- _Task to complete_: Search the material for the string "thời", then return every line where it is found.

[Recorded data]
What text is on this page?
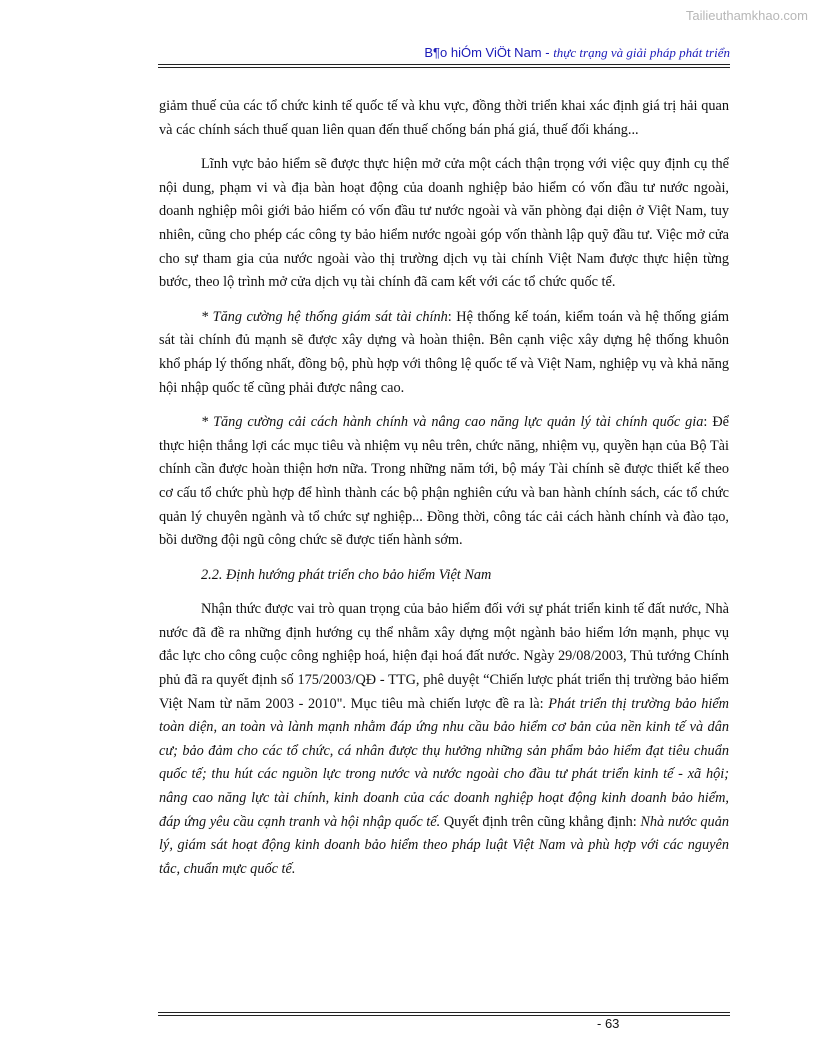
Tailieuthamkhao.com
B¶o hiÓm ViÖt Nam - thực trạng và giải pháp phát triển

giảm thuế của các tổ chức kinh tế quốc tế và khu vực, đồng thời triển khai xác định giá trị hải quan và các chính sách thuế quan liên quan đến thuế chống bán phá giá, thuế đối kháng...

Lĩnh vực bảo hiểm sẽ được thực hiện mở cửa một cách thận trọng với việc quy định cụ thể nội dung, phạm vi và địa bàn hoạt động của doanh nghiệp bảo hiểm có vốn đầu tư nước ngoài, doanh nghiệp môi giới bảo hiểm có vốn đầu tư nước ngoài và văn phòng đại diện ở Việt Nam, tuy nhiên, cũng cho phép các công ty bảo hiểm nước ngoài góp vốn thành lập quỹ đầu tư. Việc mở cửa cho sự tham gia của nước ngoài vào thị trường dịch vụ tài chính Việt Nam được thực hiện từng bước, theo lộ trình mở cửa dịch vụ tài chính đã cam kết với các tổ chức quốc tế.

* Tăng cường hệ thống giám sát tài chính: Hệ thống kế toán, kiểm toán và hệ thống giám sát tài chính đủ mạnh sẽ được xây dựng và hoàn thiện. Bên cạnh việc xây dựng hệ thống khuôn khổ pháp lý thống nhất, đồng bộ, phù hợp với thông lệ quốc tế và Việt Nam, nghiệp vụ và khả năng hội nhập quốc tế cũng phải được nâng cao.

* Tăng cường cải cách hành chính và nâng cao năng lực quản lý tài chính quốc gia: Để thực hiện thắng lợi các mục tiêu và nhiệm vụ nêu trên, chức năng, nhiệm vụ, quyền hạn của Bộ Tài chính cần được hoàn thiện hơn nữa. Trong những năm tới, bộ máy Tài chính sẽ được thiết kế theo cơ cấu tổ chức phù hợp để hình thành các bộ phận nghiên cứu và ban hành chính sách, các tổ chức quản lý chuyên ngành và tổ chức sự nghiệp... Đồng thời, công tác cải cách hành chính và đào tạo, bồi dưỡng đội ngũ công chức sẽ được tiến hành sớm.

2.2. Định hướng phát triển cho bảo hiểm Việt Nam

Nhận thức được vai trò quan trọng của bảo hiểm đối với sự phát triển kinh tế đất nước, Nhà nước đã đề ra những định hướng cụ thể nhằm xây dựng một ngành bảo hiểm lớn mạnh, phục vụ đắc lực cho công cuộc công nghiệp hoá, hiện đại hoá đất nước. Ngày 29/08/2003, Thủ tướng Chính phủ đã ra quyết định số 175/2003/QĐ - TTG, phê duyệt “Chiến lược phát triển thị trường bảo hiểm Việt Nam từ năm 2003 - 2010". Mục tiêu mà chiến lược đề ra là: Phát triển thị trường bảo hiểm toàn diện, an toàn và lành mạnh nhằm đáp ứng nhu cầu bảo hiểm cơ bản của nền kinh tế và dân cư; bảo đảm cho các tổ chức, cá nhân được thụ hưởng những sản phẩm bảo hiểm đạt tiêu chuẩn quốc tế; thu hút các nguồn lực trong nước và nước ngoài cho đầu tư phát triển kinh tế - xã hội; nâng cao năng lực tài chính, kinh doanh của các doanh nghiệp hoạt động kinh doanh bảo hiểm, đáp ứng yêu cầu cạnh tranh và hội nhập quốc tế. Quyết định trên cũng khẳng định: Nhà nước quản lý, giám sát hoạt động kinh doanh bảo hiểm theo pháp luật Việt Nam và phù hợp với các nguyên tắc, chuẩn mực quốc tế.

- 63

- _Output for this exercise_:
giảm thuế của các tổ chức kinh tế quốc tế và khu vực, đồng thời triển khai xác định giá trị hải quan và các chính sách thuế quan liên quan đến thuế chống bán phá giá, thuế đối kháng...
* Tăng cường cải cách hành chính và nâng cao năng lực quản lý tài chính quốc gia: Để thực hiện thắng lợi các mục tiêu và nhiệm vụ nêu trên, chức năng, nhiệm vụ, quyền hạn của Bộ Tài chính cần được hoàn thiện hơn nữa. Trong những năm tới, bộ máy Tài chính sẽ được thiết kế theo cơ cấu tổ chức phù hợp để hình thành các bộ phận nghiên cứu và ban hành chính sách, các tổ chức quản lý chuyên ngành và tổ chức sự nghiệp... Đồng thời, công tác cải cách hành chính và đào tạo, bồi dưỡng đội ngũ công chức sẽ được tiến hành sớm.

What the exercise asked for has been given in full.